What the task requires:
Reproduce all of the data exactly.

Extracted entries:
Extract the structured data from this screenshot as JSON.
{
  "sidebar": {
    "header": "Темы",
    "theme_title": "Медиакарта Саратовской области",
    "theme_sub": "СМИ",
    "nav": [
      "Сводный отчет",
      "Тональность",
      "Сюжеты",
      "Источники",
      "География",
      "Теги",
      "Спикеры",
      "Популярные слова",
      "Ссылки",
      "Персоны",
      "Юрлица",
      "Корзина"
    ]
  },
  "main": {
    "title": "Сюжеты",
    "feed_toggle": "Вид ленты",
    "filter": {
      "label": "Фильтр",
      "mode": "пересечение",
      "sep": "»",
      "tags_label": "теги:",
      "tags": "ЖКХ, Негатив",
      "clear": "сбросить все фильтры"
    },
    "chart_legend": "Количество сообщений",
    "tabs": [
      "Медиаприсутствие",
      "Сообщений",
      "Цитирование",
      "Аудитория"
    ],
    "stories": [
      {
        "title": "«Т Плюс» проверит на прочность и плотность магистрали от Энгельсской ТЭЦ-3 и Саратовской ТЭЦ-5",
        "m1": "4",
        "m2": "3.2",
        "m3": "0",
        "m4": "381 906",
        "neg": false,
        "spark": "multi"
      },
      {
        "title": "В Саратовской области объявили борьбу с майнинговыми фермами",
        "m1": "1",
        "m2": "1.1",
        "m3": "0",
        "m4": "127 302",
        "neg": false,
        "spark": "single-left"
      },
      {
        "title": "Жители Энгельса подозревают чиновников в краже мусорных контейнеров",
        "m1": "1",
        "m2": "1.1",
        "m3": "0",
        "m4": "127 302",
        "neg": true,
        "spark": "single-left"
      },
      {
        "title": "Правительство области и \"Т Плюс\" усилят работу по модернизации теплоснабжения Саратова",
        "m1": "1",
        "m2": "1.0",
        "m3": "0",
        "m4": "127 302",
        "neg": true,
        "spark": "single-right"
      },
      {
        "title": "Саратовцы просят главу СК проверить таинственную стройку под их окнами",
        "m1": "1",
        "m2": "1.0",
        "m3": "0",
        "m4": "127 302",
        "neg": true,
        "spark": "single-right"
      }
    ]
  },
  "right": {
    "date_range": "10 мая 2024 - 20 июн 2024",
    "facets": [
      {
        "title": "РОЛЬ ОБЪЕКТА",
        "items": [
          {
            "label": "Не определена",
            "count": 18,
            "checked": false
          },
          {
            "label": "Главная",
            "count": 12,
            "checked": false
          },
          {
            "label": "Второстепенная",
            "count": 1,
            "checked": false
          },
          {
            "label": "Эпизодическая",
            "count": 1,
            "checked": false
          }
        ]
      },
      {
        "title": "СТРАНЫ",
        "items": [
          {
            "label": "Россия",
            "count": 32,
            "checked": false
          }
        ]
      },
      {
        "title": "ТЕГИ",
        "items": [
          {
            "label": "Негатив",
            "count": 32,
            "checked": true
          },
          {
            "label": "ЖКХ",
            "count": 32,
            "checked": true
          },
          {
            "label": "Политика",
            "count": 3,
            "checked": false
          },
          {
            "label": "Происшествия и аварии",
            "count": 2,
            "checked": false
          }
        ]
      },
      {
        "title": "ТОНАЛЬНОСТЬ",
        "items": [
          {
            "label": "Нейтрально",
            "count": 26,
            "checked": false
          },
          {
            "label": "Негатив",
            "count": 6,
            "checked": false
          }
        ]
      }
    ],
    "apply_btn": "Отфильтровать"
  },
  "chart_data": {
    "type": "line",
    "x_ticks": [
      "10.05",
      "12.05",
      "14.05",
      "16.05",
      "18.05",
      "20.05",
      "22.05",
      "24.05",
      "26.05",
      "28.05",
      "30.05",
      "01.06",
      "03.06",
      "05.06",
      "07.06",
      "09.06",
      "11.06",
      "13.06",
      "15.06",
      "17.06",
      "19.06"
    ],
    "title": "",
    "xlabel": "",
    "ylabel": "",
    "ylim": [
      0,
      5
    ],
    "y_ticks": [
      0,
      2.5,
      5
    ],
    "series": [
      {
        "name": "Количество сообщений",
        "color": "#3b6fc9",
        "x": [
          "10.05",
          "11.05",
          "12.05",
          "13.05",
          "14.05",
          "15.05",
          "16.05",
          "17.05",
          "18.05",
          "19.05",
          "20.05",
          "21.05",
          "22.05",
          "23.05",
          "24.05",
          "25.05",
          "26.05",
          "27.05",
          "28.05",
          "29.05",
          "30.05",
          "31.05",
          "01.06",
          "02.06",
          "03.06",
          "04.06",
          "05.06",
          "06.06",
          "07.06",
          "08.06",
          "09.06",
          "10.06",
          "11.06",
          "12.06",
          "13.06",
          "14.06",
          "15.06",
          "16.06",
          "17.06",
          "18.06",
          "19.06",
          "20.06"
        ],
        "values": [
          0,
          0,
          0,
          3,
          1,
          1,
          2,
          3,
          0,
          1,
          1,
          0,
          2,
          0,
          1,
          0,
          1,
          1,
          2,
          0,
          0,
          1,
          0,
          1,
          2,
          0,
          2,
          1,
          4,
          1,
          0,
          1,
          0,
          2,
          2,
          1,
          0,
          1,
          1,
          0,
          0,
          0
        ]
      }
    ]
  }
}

Result below:
Extract the structured data from this screenshot as JSON.
{
  "sidebar": {
    "header": "Темы",
    "theme_title": "Медиакарта Саратовской области",
    "theme_sub": "СМИ",
    "nav": [
      "Сводный отчет",
      "Тональность",
      "Сюжеты",
      "Источники",
      "География",
      "Теги",
      "Спикеры",
      "Популярные слова",
      "Ссылки",
      "Персоны",
      "Юрлица",
      "Корзина"
    ]
  },
  "main": {
    "title": "Сюжеты",
    "feed_toggle": "Вид ленты",
    "filter": {
      "label": "Фильтр",
      "mode": "пересечение",
      "sep": "»",
      "tags_label": "теги:",
      "tags": "ЖКХ, Негатив",
      "clear": "сбросить все фильтры"
    },
    "chart_legend": "Количество сообщений",
    "tabs": [
      "Медиаприсутствие",
      "Сообщений",
      "Цитирование",
      "Аудитория"
    ],
    "stories": [
      {
        "title": "«Т Плюс» проверит на прочность и плотность магистрали от Энгельсской ТЭЦ-3 и Саратовской ТЭЦ-5",
        "m1": "4",
        "m2": "3.2",
        "m3": "0",
        "m4": "381 906",
        "neg": false,
        "spark": "multi"
      },
      {
        "title": "В Саратовской области объявили борьбу с майнинговыми фермами",
        "m1": "1",
        "m2": "1.1",
        "m3": "0",
        "m4": "127 302",
        "neg": false,
        "spark": "single-left"
      },
      {
        "title": "Жители Энгельса подозревают чиновников в краже мусорных контейнеров",
        "m1": "1",
        "m2": "1.1",
        "m3": "0",
        "m4": "127 302",
        "neg": true,
        "spark": "single-left"
      },
      {
        "title": "Правительство области и \"Т Плюс\" усилят работу по модернизации теплоснабжения Саратова",
        "m1": "1",
        "m2": "1.0",
        "m3": "0",
        "m4": "127 302",
        "neg": true,
        "spark": "single-right"
      },
      {
        "title": "Саратовцы просят главу СК проверить таинственную стройку под их окнами",
        "m1": "1",
        "m2": "1.0",
        "m3": "0",
        "m4": "127 302",
        "neg": true,
        "spark": "single-right"
      }
    ]
  },
  "right": {
    "date_range": "10 мая 2024 - 20 июн 2024",
    "facets": [
      {
        "title": "РОЛЬ ОБЪЕКТА",
        "items": [
          {
            "label": "Не определена",
            "count": 18,
            "checked": false
          },
          {
            "label": "Главная",
            "count": 12,
            "checked": false
          },
          {
            "label": "Второстепенная",
            "count": 1,
            "checked": false
          },
          {
            "label": "Эпизодическая",
            "count": 1,
            "checked": false
          }
        ]
      },
      {
        "title": "СТРАНЫ",
        "items": [
          {
            "label": "Россия",
            "count": 32,
            "checked": false
          }
        ]
      },
      {
        "title": "ТЕГИ",
        "items": [
          {
            "label": "Негатив",
            "count": 32,
            "checked": true
          },
          {
            "label": "ЖКХ",
            "count": 32,
            "checked": true
          },
          {
            "label": "Политика",
            "count": 3,
            "checked": false
          },
          {
            "label": "Происшествия и аварии",
            "count": 2,
            "checked": false
          }
        ]
      },
      {
        "title": "ТОНАЛЬНОСТЬ",
        "items": [
          {
            "label": "Нейтрально",
            "count": 26,
            "checked": false
          },
          {
            "label": "Негатив",
            "count": 6,
            "checked": false
          }
        ]
      }
    ],
    "apply_btn": "Отфильтровать"
  },
  "chart_data": {
    "type": "line",
    "x_ticks": [
      "10.05",
      "12.05",
      "14.05",
      "16.05",
      "18.05",
      "20.05",
      "22.05",
      "24.05",
      "26.05",
      "28.05",
      "30.05",
      "01.06",
      "03.06",
      "05.06",
      "07.06",
      "09.06",
      "11.06",
      "13.06",
      "15.06",
      "17.06",
      "19.06"
    ],
    "title": "",
    "xlabel": "",
    "ylabel": "",
    "ylim": [
      0,
      5
    ],
    "y_ticks": [
      0,
      2.5,
      5
    ],
    "series": [
      {
        "name": "Количество сообщений",
        "color": "#3b6fc9",
        "x": [
          "10.05",
          "11.05",
          "12.05",
          "13.05",
          "14.05",
          "15.05",
          "16.05",
          "17.05",
          "18.05",
          "19.05",
          "20.05",
          "21.05",
          "22.05",
          "23.05",
          "24.05",
          "25.05",
          "26.05",
          "27.05",
          "28.05",
          "29.05",
          "30.05",
          "31.05",
          "01.06",
          "02.06",
          "03.06",
          "04.06",
          "05.06",
          "06.06",
          "07.06",
          "08.06",
          "09.06",
          "10.06",
          "11.06",
          "12.06",
          "13.06",
          "14.06",
          "15.06",
          "16.06",
          "17.06",
          "18.06",
          "19.06",
          "20.06"
        ],
        "values": [
          0,
          0,
          0,
          3,
          1,
          1,
          2,
          3,
          0,
          1,
          1,
          0,
          2,
          0,
          1,
          0,
          1,
          1,
          2,
          0,
          0,
          1,
          0,
          1,
          2,
          0,
          2,
          1,
          4,
          1,
          0,
          1,
          0,
          2,
          2,
          1,
          0,
          1,
          1,
          0,
          0,
          0
        ]
      }
    ]
  }
}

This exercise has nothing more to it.